- [PROBLEM DETAILS] Identify all lines in the data containing the string "Gerätetür". Copy them out.

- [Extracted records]
__________________________________________________

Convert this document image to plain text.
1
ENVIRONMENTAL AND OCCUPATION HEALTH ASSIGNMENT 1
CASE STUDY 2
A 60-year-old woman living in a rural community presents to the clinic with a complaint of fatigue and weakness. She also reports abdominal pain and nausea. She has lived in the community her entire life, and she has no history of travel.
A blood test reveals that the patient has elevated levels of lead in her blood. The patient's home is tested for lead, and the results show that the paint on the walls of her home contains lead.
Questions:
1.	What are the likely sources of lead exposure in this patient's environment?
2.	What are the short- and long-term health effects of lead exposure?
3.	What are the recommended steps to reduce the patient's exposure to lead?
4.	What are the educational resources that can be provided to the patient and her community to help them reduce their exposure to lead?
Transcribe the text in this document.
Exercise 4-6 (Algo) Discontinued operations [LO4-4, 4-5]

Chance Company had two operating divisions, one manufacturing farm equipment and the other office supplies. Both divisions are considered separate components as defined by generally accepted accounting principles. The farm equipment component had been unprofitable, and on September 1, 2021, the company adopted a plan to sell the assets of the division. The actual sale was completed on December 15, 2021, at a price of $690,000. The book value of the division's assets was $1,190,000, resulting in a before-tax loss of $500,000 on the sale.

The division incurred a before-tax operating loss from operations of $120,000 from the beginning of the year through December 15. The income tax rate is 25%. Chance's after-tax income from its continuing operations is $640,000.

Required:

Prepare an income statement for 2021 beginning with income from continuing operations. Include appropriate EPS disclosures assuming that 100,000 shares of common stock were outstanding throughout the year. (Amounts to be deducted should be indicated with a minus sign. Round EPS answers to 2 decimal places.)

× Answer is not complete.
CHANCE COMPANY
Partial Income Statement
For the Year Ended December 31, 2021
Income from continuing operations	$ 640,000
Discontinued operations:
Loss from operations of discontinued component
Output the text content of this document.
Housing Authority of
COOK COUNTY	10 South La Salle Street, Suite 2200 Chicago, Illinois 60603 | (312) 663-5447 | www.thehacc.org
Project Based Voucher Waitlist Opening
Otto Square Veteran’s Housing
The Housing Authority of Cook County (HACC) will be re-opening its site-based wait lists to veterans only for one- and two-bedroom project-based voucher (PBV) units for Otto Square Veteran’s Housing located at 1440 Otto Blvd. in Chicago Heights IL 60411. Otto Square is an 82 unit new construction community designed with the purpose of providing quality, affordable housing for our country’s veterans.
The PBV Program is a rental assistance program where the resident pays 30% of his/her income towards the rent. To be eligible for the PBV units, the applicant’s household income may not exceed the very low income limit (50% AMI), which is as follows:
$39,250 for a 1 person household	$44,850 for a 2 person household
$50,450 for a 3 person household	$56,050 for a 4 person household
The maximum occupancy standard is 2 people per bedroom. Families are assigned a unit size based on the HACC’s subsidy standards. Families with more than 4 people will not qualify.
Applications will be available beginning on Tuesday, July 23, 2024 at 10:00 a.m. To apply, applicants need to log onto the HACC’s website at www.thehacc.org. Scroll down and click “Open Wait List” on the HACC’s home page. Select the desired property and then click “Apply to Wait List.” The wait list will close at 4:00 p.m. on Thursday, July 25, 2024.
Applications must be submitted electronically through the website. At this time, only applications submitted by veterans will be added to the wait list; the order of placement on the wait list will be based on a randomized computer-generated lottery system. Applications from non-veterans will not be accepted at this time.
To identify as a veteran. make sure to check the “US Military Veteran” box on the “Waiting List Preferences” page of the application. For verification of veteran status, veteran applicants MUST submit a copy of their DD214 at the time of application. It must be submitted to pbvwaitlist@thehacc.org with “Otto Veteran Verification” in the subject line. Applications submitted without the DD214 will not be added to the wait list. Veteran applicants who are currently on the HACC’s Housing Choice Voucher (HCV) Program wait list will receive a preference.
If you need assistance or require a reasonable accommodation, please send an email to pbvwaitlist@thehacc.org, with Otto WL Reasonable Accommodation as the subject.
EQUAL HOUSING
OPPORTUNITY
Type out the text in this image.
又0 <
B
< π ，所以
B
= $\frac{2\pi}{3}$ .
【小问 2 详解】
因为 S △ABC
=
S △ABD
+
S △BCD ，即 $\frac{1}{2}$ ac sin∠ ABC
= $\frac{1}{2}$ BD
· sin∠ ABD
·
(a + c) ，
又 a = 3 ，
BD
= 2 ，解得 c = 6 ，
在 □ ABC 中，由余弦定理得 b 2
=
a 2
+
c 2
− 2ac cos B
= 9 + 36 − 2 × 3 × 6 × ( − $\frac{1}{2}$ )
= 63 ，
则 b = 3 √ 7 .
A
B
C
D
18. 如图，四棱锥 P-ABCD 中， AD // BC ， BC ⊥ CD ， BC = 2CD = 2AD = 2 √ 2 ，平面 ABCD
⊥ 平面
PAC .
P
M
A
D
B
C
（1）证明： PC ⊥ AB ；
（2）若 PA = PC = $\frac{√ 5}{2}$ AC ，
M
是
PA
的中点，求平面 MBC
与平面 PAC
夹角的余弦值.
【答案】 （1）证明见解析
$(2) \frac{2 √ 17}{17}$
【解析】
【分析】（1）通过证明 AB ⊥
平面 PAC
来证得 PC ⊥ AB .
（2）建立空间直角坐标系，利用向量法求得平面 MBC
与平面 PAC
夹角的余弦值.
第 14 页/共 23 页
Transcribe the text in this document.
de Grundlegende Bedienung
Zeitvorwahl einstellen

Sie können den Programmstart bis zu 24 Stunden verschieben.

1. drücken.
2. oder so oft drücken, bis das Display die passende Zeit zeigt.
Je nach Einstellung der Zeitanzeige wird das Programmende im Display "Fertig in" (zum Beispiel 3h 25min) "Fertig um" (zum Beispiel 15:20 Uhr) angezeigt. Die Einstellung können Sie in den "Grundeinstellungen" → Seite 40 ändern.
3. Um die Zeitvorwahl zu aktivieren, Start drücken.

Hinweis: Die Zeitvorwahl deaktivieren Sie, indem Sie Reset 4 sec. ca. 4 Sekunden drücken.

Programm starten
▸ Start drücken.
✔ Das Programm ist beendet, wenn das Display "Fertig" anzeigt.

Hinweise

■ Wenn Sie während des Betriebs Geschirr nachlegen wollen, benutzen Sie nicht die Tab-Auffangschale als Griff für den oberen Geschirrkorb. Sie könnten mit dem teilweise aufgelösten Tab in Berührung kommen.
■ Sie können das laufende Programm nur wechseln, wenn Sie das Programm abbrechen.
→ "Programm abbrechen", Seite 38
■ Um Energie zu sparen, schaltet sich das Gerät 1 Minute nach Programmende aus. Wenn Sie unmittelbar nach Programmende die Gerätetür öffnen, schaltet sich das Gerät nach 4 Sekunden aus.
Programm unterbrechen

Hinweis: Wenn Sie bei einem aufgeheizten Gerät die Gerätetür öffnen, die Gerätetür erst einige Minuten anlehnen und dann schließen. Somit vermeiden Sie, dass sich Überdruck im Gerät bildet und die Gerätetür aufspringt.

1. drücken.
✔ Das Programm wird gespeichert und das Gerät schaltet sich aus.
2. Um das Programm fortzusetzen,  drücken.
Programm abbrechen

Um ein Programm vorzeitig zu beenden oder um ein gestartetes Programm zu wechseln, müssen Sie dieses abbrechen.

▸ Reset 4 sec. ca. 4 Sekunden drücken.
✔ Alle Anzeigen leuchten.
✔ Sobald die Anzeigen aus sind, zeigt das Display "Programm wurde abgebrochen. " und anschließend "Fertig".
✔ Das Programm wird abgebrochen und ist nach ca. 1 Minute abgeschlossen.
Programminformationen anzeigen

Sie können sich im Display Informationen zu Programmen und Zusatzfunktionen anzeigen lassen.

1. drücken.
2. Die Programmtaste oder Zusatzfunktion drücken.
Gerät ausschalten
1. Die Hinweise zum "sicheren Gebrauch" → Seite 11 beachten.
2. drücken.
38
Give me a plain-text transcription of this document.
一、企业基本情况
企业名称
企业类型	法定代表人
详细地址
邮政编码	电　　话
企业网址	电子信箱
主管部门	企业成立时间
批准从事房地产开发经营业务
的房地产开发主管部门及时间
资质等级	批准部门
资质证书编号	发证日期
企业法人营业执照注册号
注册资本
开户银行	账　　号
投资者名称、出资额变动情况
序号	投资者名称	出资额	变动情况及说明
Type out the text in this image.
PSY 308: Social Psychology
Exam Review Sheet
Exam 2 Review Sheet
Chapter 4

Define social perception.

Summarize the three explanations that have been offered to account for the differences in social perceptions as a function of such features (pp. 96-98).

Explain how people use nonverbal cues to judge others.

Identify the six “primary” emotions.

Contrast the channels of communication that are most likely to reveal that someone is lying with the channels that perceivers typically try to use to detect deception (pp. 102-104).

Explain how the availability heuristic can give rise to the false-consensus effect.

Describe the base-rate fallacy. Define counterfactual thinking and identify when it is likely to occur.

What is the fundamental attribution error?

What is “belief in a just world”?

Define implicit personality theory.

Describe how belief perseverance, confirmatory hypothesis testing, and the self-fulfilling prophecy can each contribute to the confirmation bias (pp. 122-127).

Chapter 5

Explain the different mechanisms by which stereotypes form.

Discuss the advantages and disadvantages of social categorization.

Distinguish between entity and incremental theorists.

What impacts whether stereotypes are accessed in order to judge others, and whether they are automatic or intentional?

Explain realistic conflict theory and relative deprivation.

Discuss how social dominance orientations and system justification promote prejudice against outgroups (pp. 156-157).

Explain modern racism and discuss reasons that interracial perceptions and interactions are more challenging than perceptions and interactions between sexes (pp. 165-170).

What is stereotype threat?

__________________________________________________

- [WRITTEN SOLUTION]
■ Um Energie zu sparen, schaltet sich das Gerät 1 Minute nach Programmende aus. Wenn Sie unmittelbar nach Programmende die Gerätetür öffnen, schaltet sich das Gerät nach 4 Sekunden aus.
Hinweis: Wenn Sie bei einem aufgeheizten Gerät die Gerätetür öffnen, die Gerätetür erst einige Minuten anlehnen und dann schließen. Somit vermeiden Sie, dass sich Überdruck im Gerät bildet und die Gerätetür aufspringt.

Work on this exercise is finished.